> WHAT YOU WILL DO
Copy the full set of lines exactly as given.

Start LISTED ENTRIES

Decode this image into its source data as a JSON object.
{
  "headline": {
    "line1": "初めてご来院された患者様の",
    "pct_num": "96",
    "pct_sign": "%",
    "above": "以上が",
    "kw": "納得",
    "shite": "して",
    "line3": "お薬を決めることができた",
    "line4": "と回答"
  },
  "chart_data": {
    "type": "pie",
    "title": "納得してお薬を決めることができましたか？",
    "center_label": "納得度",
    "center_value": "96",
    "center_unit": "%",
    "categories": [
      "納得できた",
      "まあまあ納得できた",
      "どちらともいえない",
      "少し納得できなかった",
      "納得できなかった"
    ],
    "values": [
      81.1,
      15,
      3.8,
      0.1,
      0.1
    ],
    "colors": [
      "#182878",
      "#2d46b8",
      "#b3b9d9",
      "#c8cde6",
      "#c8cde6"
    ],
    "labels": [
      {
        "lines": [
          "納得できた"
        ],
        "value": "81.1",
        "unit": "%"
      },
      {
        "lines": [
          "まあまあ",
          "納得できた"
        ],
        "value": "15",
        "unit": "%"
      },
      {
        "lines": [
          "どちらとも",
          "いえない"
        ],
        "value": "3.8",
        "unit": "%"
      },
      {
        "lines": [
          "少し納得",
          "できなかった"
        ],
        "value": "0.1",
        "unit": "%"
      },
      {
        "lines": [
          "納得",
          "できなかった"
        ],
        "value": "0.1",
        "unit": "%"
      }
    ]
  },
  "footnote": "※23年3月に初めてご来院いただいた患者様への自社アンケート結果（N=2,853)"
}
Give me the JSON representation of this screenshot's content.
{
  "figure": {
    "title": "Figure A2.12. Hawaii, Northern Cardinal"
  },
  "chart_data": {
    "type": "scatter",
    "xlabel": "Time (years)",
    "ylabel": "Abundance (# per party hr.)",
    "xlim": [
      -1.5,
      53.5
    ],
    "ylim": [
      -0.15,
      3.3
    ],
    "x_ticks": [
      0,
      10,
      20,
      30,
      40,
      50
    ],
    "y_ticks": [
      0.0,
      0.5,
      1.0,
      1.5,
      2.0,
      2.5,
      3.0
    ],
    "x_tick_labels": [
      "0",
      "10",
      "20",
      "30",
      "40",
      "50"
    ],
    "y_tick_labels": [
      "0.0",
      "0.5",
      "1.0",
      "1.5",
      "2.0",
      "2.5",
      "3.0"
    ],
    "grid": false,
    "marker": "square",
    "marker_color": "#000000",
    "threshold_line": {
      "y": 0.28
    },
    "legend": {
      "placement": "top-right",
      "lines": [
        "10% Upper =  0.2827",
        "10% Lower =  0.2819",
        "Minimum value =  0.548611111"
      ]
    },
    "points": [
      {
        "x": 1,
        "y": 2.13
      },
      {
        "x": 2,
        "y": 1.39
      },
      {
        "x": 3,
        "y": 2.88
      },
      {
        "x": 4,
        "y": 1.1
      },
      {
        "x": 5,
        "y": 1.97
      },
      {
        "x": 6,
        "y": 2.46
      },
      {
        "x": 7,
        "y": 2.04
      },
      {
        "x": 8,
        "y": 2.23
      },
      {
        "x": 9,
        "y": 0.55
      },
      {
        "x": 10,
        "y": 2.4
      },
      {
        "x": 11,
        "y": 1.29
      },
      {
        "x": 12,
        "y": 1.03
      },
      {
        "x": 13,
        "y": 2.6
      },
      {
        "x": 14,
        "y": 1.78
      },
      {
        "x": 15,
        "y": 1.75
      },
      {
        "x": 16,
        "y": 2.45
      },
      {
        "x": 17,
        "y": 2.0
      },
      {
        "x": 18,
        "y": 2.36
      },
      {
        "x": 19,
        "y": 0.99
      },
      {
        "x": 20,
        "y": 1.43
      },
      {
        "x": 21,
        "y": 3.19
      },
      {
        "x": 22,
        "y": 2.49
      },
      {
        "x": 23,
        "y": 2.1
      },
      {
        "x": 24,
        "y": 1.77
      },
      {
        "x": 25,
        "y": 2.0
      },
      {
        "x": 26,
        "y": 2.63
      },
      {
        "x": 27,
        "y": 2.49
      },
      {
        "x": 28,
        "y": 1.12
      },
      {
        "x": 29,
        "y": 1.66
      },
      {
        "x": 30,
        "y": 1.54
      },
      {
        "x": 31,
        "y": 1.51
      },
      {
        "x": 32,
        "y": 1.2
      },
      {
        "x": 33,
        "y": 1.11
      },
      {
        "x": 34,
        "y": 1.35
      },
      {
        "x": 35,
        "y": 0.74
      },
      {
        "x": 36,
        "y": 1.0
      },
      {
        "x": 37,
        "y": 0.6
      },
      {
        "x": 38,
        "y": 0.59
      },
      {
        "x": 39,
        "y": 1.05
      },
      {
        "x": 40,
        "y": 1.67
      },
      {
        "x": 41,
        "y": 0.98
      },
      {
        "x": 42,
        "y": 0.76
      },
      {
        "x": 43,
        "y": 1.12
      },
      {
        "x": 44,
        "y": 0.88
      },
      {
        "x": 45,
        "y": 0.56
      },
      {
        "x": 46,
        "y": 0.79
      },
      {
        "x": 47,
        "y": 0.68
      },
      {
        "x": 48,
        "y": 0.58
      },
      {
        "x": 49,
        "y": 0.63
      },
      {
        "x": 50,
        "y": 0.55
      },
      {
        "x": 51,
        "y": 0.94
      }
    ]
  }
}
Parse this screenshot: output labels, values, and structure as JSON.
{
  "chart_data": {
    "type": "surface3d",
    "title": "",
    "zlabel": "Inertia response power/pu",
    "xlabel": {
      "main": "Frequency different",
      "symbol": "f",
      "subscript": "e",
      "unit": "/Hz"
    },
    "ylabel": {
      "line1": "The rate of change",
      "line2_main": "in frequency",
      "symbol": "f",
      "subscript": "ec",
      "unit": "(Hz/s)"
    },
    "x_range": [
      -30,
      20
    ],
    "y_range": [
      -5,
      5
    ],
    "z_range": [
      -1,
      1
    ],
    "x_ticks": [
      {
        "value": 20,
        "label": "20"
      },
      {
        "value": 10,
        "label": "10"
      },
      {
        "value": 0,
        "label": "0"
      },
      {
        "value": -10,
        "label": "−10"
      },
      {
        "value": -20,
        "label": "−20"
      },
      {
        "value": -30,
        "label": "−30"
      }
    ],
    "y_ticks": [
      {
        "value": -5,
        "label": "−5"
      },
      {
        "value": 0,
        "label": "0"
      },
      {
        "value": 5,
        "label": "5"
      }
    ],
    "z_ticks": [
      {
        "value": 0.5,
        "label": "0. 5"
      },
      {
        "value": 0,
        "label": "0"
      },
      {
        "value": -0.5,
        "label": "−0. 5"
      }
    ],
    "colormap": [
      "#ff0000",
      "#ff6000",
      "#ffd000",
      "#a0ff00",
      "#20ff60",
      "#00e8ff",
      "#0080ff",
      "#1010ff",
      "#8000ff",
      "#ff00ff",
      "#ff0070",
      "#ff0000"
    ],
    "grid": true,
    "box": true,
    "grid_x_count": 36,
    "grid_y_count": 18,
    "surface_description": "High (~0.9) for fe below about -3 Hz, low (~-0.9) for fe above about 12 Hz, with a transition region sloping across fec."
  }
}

End LISTED ENTRIES

> TASK SOLUTION
Decode this image into its source data as a JSON object.
{
  "headline": {
    "line1": "初めてご来院された患者様の",
    "pct_num": "96",
    "pct_sign": "%",
    "above": "以上が",
    "kw": "納得",
    "shite": "して",
    "line3": "お薬を決めることができた",
    "line4": "と回答"
  },
  "chart_data": {
    "type": "pie",
    "title": "納得してお薬を決めることができましたか？",
    "center_label": "納得度",
    "center_value": "96",
    "center_unit": "%",
    "categories": [
      "納得できた",
      "まあまあ納得できた",
      "どちらともいえない",
      "少し納得できなかった",
      "納得できなかった"
    ],
    "values": [
      81.1,
      15,
      3.8,
      0.1,
      0.1
    ],
    "colors": [
      "#182878",
      "#2d46b8",
      "#b3b9d9",
      "#c8cde6",
      "#c8cde6"
    ],
    "labels": [
      {
        "lines": [
          "納得できた"
        ],
        "value": "81.1",
        "unit": "%"
      },
      {
        "lines": [
          "まあまあ",
          "納得できた"
        ],
        "value": "15",
        "unit": "%"
      },
      {
        "lines": [
          "どちらとも",
          "いえない"
        ],
        "value": "3.8",
        "unit": "%"
      },
      {
        "lines": [
          "少し納得",
          "できなかった"
        ],
        "value": "0.1",
        "unit": "%"
      },
      {
        "lines": [
          "納得",
          "できなかった"
        ],
        "value": "0.1",
        "unit": "%"
      }
    ]
  },
  "footnote": "※23年3月に初めてご来院いただいた患者様への自社アンケート結果（N=2,853)"
}
Give me the JSON representation of this screenshot's content.
{
  "figure": {
    "title": "Figure A2.12. Hawaii, Northern Cardinal"
  },
  "chart_data": {
    "type": "scatter",
    "xlabel": "Time (years)",
    "ylabel": "Abundance (# per party hr.)",
    "xlim": [
      -1.5,
      53.5
    ],
    "ylim": [
      -0.15,
      3.3
    ],
    "x_ticks": [
      0,
      10,
      20,
      30,
      40,
      50
    ],
    "y_ticks": [
      0.0,
      0.5,
      1.0,
      1.5,
      2.0,
      2.5,
      3.0
    ],
    "x_tick_labels": [
      "0",
      "10",
      "20",
      "30",
      "40",
      "50"
    ],
    "y_tick_labels": [
      "0.0",
      "0.5",
      "1.0",
      "1.5",
      "2.0",
      "2.5",
      "3.0"
    ],
    "grid": false,
    "marker": "square",
    "marker_color": "#000000",
    "threshold_line": {
      "y": 0.28
    },
    "legend": {
      "placement": "top-right",
      "lines": [
        "10% Upper =  0.2827",
        "10% Lower =  0.2819",
        "Minimum value =  0.548611111"
      ]
    },
    "points": [
      {
        "x": 1,
        "y": 2.13
      },
      {
        "x": 2,
        "y": 1.39
      },
      {
        "x": 3,
        "y": 2.88
      },
      {
        "x": 4,
        "y": 1.1
      },
      {
        "x": 5,
        "y": 1.97
      },
      {
        "x": 6,
        "y": 2.46
      },
      {
        "x": 7,
        "y": 2.04
      },
      {
        "x": 8,
        "y": 2.23
      },
      {
        "x": 9,
        "y": 0.55
      },
      {
        "x": 10,
        "y": 2.4
      },
      {
        "x": 11,
        "y": 1.29
      },
      {
        "x": 12,
        "y": 1.03
      },
      {
        "x": 13,
        "y": 2.6
      },
      {
        "x": 14,
        "y": 1.78
      },
      {
        "x": 15,
        "y": 1.75
      },
      {
        "x": 16,
        "y": 2.45
      },
      {
        "x": 17,
        "y": 2.0
      },
      {
        "x": 18,
        "y": 2.36
      },
      {
        "x": 19,
        "y": 0.99
      },
      {
        "x": 20,
        "y": 1.43
      },
      {
        "x": 21,
        "y": 3.19
      },
      {
        "x": 22,
        "y": 2.49
      },
      {
        "x": 23,
        "y": 2.1
      },
      {
        "x": 24,
        "y": 1.77
      },
      {
        "x": 25,
        "y": 2.0
      },
      {
        "x": 26,
        "y": 2.63
      },
      {
        "x": 27,
        "y": 2.49
      },
      {
        "x": 28,
        "y": 1.12
      },
      {
        "x": 29,
        "y": 1.66
      },
      {
        "x": 30,
        "y": 1.54
      },
      {
        "x": 31,
        "y": 1.51
      },
      {
        "x": 32,
        "y": 1.2
      },
      {
        "x": 33,
        "y": 1.11
      },
      {
        "x": 34,
        "y": 1.35
      },
      {
        "x": 35,
        "y": 0.74
      },
      {
        "x": 36,
        "y": 1.0
      },
      {
        "x": 37,
        "y": 0.6
      },
      {
        "x": 38,
        "y": 0.59
      },
      {
        "x": 39,
        "y": 1.05
      },
      {
        "x": 40,
        "y": 1.67
      },
      {
        "x": 41,
        "y": 0.98
      },
      {
        "x": 42,
        "y": 0.76
      },
      {
        "x": 43,
        "y": 1.12
      },
      {
        "x": 44,
        "y": 0.88
      },
      {
        "x": 45,
        "y": 0.56
      },
      {
        "x": 46,
        "y": 0.79
      },
      {
        "x": 47,
        "y": 0.68
      },
      {
        "x": 48,
        "y": 0.58
      },
      {
        "x": 49,
        "y": 0.63
      },
      {
        "x": 50,
        "y": 0.55
      },
      {
        "x": 51,
        "y": 0.94
      }
    ]
  }
}
Parse this screenshot: output labels, values, and structure as JSON.
{
  "chart_data": {
    "type": "surface3d",
    "title": "",
    "zlabel": "Inertia response power/pu",
    "xlabel": {
      "main": "Frequency different",
      "symbol": "f",
      "subscript": "e",
      "unit": "/Hz"
    },
    "ylabel": {
      "line1": "The rate of change",
      "line2_main": "in frequency",
      "symbol": "f",
      "subscript": "ec",
      "unit": "(Hz/s)"
    },
    "x_range": [
      -30,
      20
    ],
    "y_range": [
      -5,
      5
    ],
    "z_range": [
      -1,
      1
    ],
    "x_ticks": [
      {
        "value": 20,
        "label": "20"
      },
      {
        "value": 10,
        "label": "10"
      },
      {
        "value": 0,
        "label": "0"
      },
      {
        "value": -10,
        "label": "−10"
      },
      {
        "value": -20,
        "label": "−20"
      },
      {
        "value": -30,
        "label": "−30"
      }
    ],
    "y_ticks": [
      {
        "value": -5,
        "label": "−5"
      },
      {
        "value": 0,
        "label": "0"
      },
      {
        "value": 5,
        "label": "5"
      }
    ],
    "z_ticks": [
      {
        "value": 0.5,
        "label": "0. 5"
      },
      {
        "value": 0,
        "label": "0"
      },
      {
        "value": -0.5,
        "label": "−0. 5"
      }
    ],
    "colormap": [
      "#ff0000",
      "#ff6000",
      "#ffd000",
      "#a0ff00",
      "#20ff60",
      "#00e8ff",
      "#0080ff",
      "#1010ff",
      "#8000ff",
      "#ff00ff",
      "#ff0070",
      "#ff0000"
    ],
    "grid": true,
    "box": true,
    "grid_x_count": 36,
    "grid_y_count": 18,
    "surface_description": "High (~0.9) for fe below about -3 Hz, low (~-0.9) for fe above about 12 Hz, with a transition region sloping across fec."
  }
}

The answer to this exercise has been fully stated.